● Brief: Count lines, not occurrences: give the number of lines holding the word "turned", and nothing besides.
----- Data rows
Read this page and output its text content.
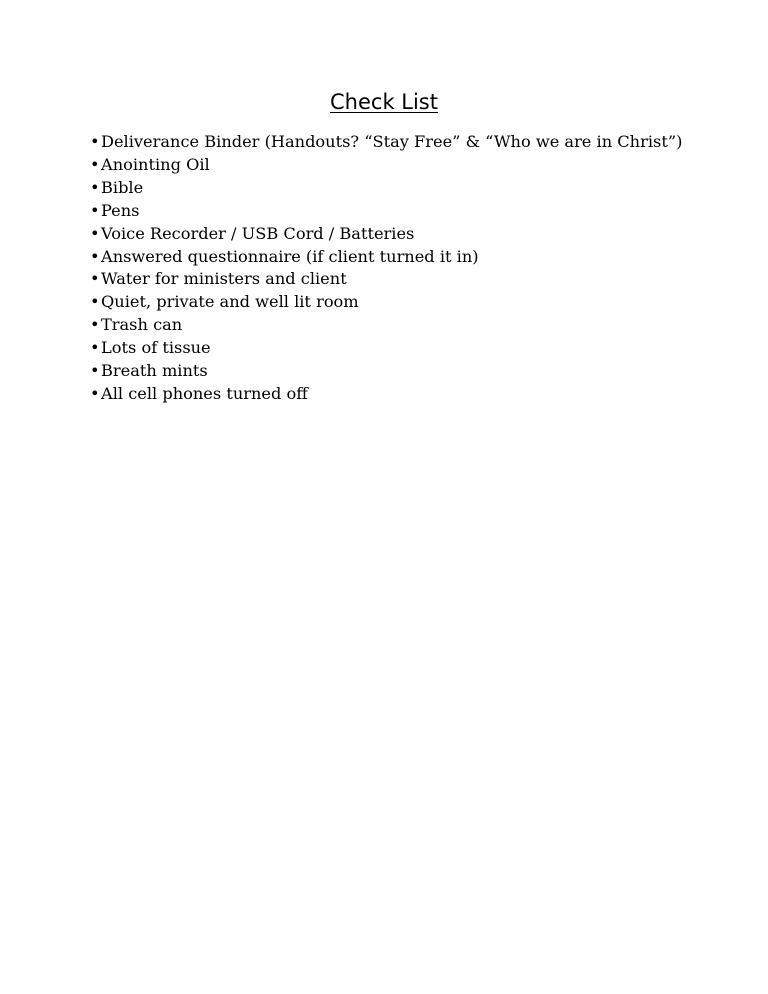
Check List
•Deliverance Binder (Handouts? “Stay Free” & “Who we are in Christ”)
•Anointing Oil
•Bible
•Pens
•Voice Recorder / USB Cord / Batteries
•Answered questionnaire (if client turned it in)
•Water for ministers and client
•Quiet, private and well lit room
•Trash can
•Lots of tissue
•Breath mints
•All cell phones turned off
----------
● Response to this task: 2